- _Your goal_
Give only the number of lines that contain the word "przekroczenia".

════════════════

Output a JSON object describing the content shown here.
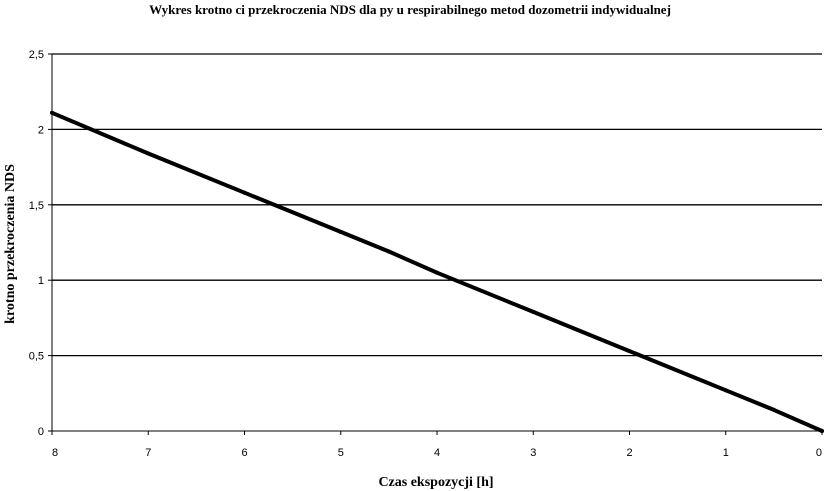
{
  "chart_data": {
    "type": "line",
    "title": "Wykres krotno  ci przekroczenia NDS dla py u respirabilnego metod   dozometrii indywidualnej",
    "xlabel": "Czas ekspozycji [h]",
    "ylabel": "krotno     przekroczenia NDS",
    "x_ticks": [
      "8",
      "7",
      "6",
      "5",
      "4",
      "3",
      "2",
      "1",
      "0"
    ],
    "y_ticks": [
      "0",
      "0,5",
      "1",
      "1,5",
      "2",
      "2,5"
    ],
    "xlim": [
      8,
      0
    ],
    "ylim": [
      0,
      2.5
    ],
    "x_reversed": true,
    "grid": "horizontal",
    "series": [
      {
        "x": [
          8,
          7,
          6,
          5,
          4.5,
          4,
          3,
          2,
          1,
          0.5,
          0
        ],
        "y": [
          2.11,
          1.84,
          1.58,
          1.32,
          1.19,
          1.05,
          0.79,
          0.53,
          0.27,
          0.14,
          0
        ],
        "color": "#000000"
      }
    ]
  }
}
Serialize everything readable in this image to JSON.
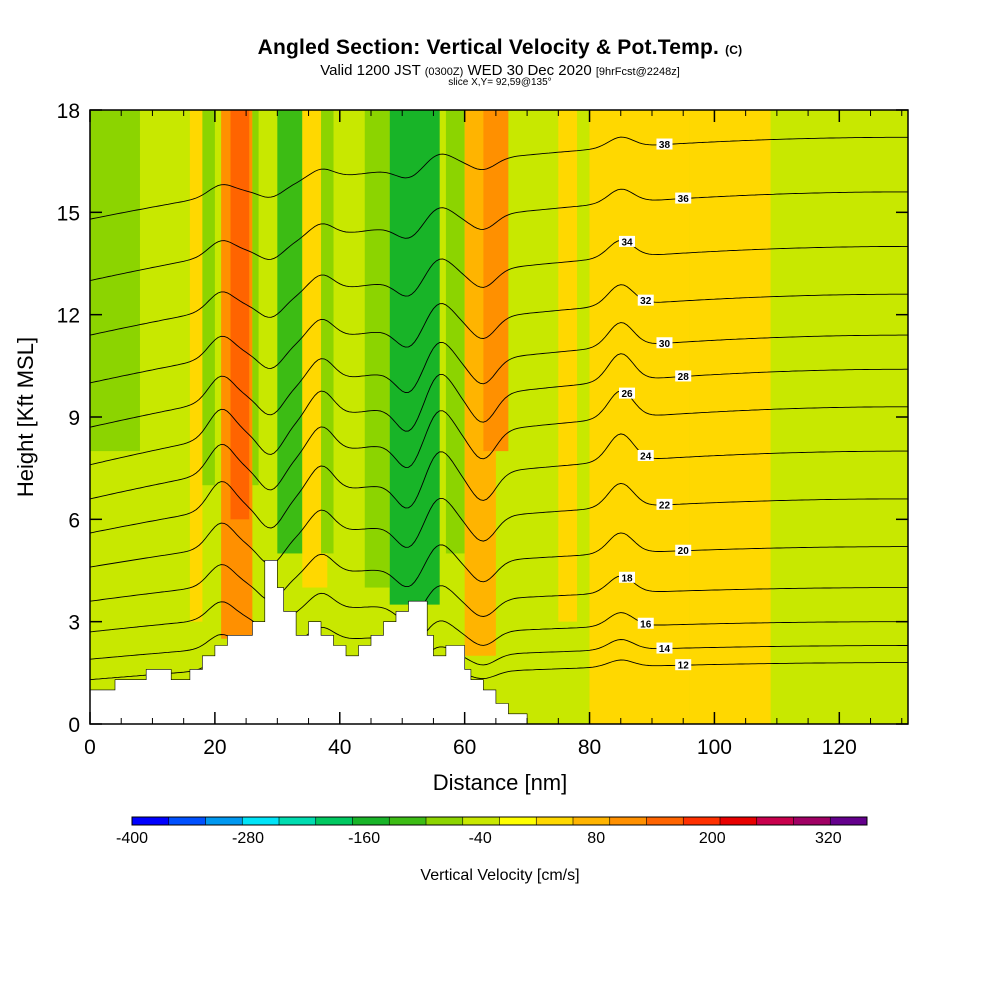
{
  "header": {
    "title": "Angled Section: Vertical Velocity & Pot.Temp.",
    "title_unit": "(C)",
    "valid_prefix": "Valid 1200 JST",
    "valid_utc": "(0300Z)",
    "valid_date": "WED 30 Dec 2020",
    "forecast": "[9hrFcst@2248z]",
    "slice": "slice X,Y= 92,59@135°"
  },
  "chart_data": {
    "type": "heatmap",
    "xlabel": "Distance [nm]",
    "ylabel": "Height [Kft MSL]",
    "xlim": [
      0,
      131
    ],
    "ylim": [
      0,
      18
    ],
    "xticks": [
      0,
      20,
      40,
      60,
      80,
      100,
      120
    ],
    "yticks": [
      0,
      3,
      6,
      9,
      12,
      15,
      18
    ],
    "background_color": "#c8e800",
    "terrain_profile": {
      "x": [
        0,
        4,
        4,
        9,
        9,
        13,
        13,
        16,
        16,
        18,
        18,
        20,
        20,
        22,
        22,
        26,
        26,
        28,
        28,
        30,
        30,
        31,
        31,
        33,
        33,
        35,
        35,
        37,
        37,
        39,
        39,
        41,
        41,
        43,
        43,
        45,
        45,
        47,
        47,
        49,
        49,
        51,
        51,
        54,
        54,
        55,
        55,
        57,
        57,
        60,
        60,
        61,
        61,
        63,
        63,
        65,
        65,
        67,
        67,
        70,
        70,
        80,
        80,
        131
      ],
      "y": [
        1.0,
        1.0,
        1.3,
        1.3,
        1.6,
        1.6,
        1.3,
        1.3,
        1.6,
        1.6,
        2.0,
        2.0,
        2.3,
        2.3,
        2.6,
        2.6,
        3.0,
        3.0,
        4.8,
        4.8,
        4.0,
        4.0,
        3.3,
        3.3,
        2.6,
        2.6,
        3.0,
        3.0,
        2.6,
        2.6,
        2.3,
        2.3,
        2.0,
        2.0,
        2.3,
        2.3,
        2.6,
        2.6,
        3.0,
        3.0,
        3.3,
        3.3,
        3.6,
        3.6,
        2.6,
        2.6,
        2.0,
        2.0,
        2.3,
        2.3,
        1.6,
        1.6,
        1.3,
        1.3,
        1.0,
        1.0,
        0.6,
        0.6,
        0.3,
        0.3,
        0.0,
        0.0,
        0.0,
        0.0
      ]
    },
    "velocity_bands": [
      {
        "x0": 0,
        "x1": 8,
        "ymin": 8,
        "value": -80
      },
      {
        "x0": 9,
        "x1": 11,
        "ymin": 4,
        "value": -40
      },
      {
        "x0": 14,
        "x1": 16,
        "ymin": 6,
        "value": -40
      },
      {
        "x0": 16,
        "x1": 18,
        "ymin": 3,
        "value": 40
      },
      {
        "x0": 18,
        "x1": 20,
        "ymin": 7,
        "value": -60
      },
      {
        "x0": 21,
        "x1": 26,
        "ymin": 2.5,
        "value": 120
      },
      {
        "x0": 22.5,
        "x1": 25.5,
        "ymin": 6,
        "value": 160
      },
      {
        "x0": 26,
        "x1": 27,
        "ymin": 7,
        "value": -60
      },
      {
        "x0": 30,
        "x1": 34,
        "ymin": 5,
        "value": -120
      },
      {
        "x0": 34,
        "x1": 38,
        "ymin": 4,
        "value": 40
      },
      {
        "x0": 37,
        "x1": 39,
        "ymin": 5,
        "value": -60
      },
      {
        "x0": 44,
        "x1": 48,
        "ymin": 4,
        "value": -80
      },
      {
        "x0": 48,
        "x1": 56,
        "ymin": 3.5,
        "value": -140
      },
      {
        "x0": 57,
        "x1": 60,
        "ymin": 5,
        "value": -80
      },
      {
        "x0": 60,
        "x1": 65,
        "ymin": 2,
        "value": 60
      },
      {
        "x0": 63,
        "x1": 67,
        "ymin": 8,
        "value": 120
      },
      {
        "x0": 69,
        "x1": 72,
        "ymin": 4,
        "value": -40
      },
      {
        "x0": 75,
        "x1": 78,
        "ymin": 3,
        "value": 40
      },
      {
        "x0": 80,
        "x1": 96,
        "ymin": 0,
        "value": 40
      },
      {
        "x0": 96,
        "x1": 109,
        "ymin": 0,
        "value": 20
      },
      {
        "x0": 109,
        "x1": 131,
        "ymin": 4.5,
        "value": -40
      },
      {
        "x0": 112,
        "x1": 131,
        "ymin": 0.5,
        "ymax": 3.2,
        "value": -40
      }
    ],
    "contours": [
      {
        "label": "12",
        "left": 0.8,
        "right": 1.8,
        "amp": 0.2
      },
      {
        "label": "14",
        "left": 1.3,
        "right": 2.3,
        "amp": 0.3
      },
      {
        "label": "16",
        "left": 1.9,
        "right": 3.0,
        "amp": 0.4
      },
      {
        "label": "18",
        "left": 2.7,
        "right": 4.0,
        "amp": 0.5
      },
      {
        "label": "20",
        "left": 3.6,
        "right": 5.2,
        "amp": 0.6
      },
      {
        "label": "22",
        "left": 4.6,
        "right": 6.6,
        "amp": 0.7
      },
      {
        "label": "24",
        "left": 5.6,
        "right": 8.0,
        "amp": 0.8
      },
      {
        "label": "26",
        "left": 6.6,
        "right": 9.3,
        "amp": 0.8
      },
      {
        "label": "28",
        "left": 7.6,
        "right": 10.4,
        "amp": 0.8
      },
      {
        "label": "30",
        "left": 8.7,
        "right": 11.4,
        "amp": 0.7
      },
      {
        "label": "32",
        "left": 10.0,
        "right": 12.6,
        "amp": 0.6
      },
      {
        "label": "34",
        "left": 11.4,
        "right": 14.0,
        "amp": 0.5
      },
      {
        "label": "36",
        "left": 13.0,
        "right": 15.6,
        "amp": 0.4
      },
      {
        "label": "38",
        "left": 14.8,
        "right": 17.2,
        "amp": 0.3
      }
    ],
    "colorbar": {
      "label": "Vertical Velocity [cm/s]",
      "min": -400,
      "max": 360,
      "tick_values": [
        -400,
        -280,
        -160,
        -40,
        80,
        200,
        320
      ],
      "tick_labels": [
        "-400",
        "-280",
        "-160",
        "-40",
        "80",
        "200",
        "320"
      ],
      "colors": [
        "#0000ff",
        "#0050ff",
        "#0098f0",
        "#00e4f8",
        "#00dcb0",
        "#00c860",
        "#18b428",
        "#3cbc14",
        "#8cd400",
        "#c8e800",
        "#ffff00",
        "#ffd800",
        "#ffb400",
        "#ff9000",
        "#ff6400",
        "#ff3000",
        "#e80000",
        "#c8004c",
        "#a00064",
        "#64008c"
      ]
    }
  }
}
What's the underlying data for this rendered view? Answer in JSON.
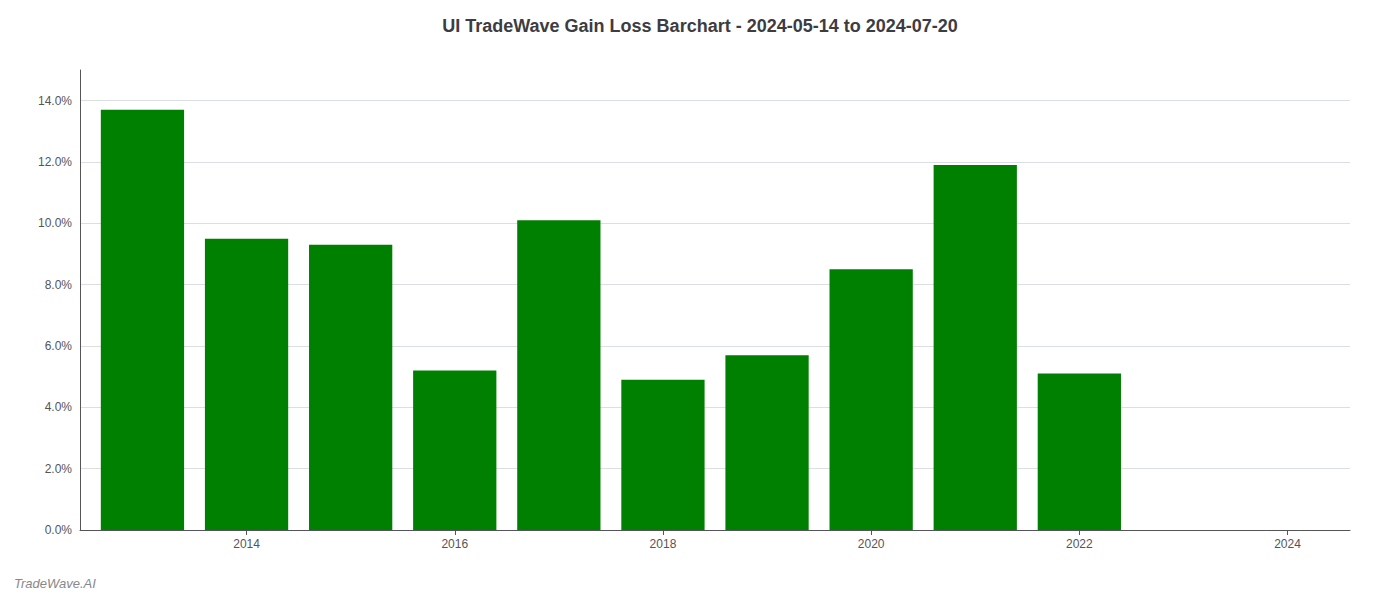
{
  "chart_data": {
    "type": "bar",
    "title": "UI TradeWave Gain Loss Barchart - 2024-05-14 to 2024-07-20",
    "annotations": [
      "TradeWave.AI"
    ],
    "x": [
      2013,
      2014,
      2015,
      2016,
      2017,
      2018,
      2019,
      2020,
      2021,
      2022,
      2023
    ],
    "values": [
      0.137,
      0.095,
      0.093,
      0.052,
      0.101,
      0.049,
      0.057,
      0.085,
      0.119,
      0.051,
      0.0
    ],
    "color": "#008000",
    "xlim": [
      2012.4,
      2024.6
    ],
    "xticks": [
      2014,
      2016,
      2018,
      2020,
      2022,
      2024
    ],
    "ylim": [
      0,
      0.15
    ],
    "yticks": [
      {
        "value": 0.0,
        "label": "0.0%"
      },
      {
        "value": 0.02,
        "label": "2.0%"
      },
      {
        "value": 0.04,
        "label": "4.0%"
      },
      {
        "value": 0.06,
        "label": "6.0%"
      },
      {
        "value": 0.08,
        "label": "8.0%"
      },
      {
        "value": 0.1,
        "label": "10.0%"
      },
      {
        "value": 0.12,
        "label": "12.0%"
      },
      {
        "value": 0.14,
        "label": "14.0%"
      }
    ],
    "grid": true
  }
}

════════════════

- _Solved exercise_
2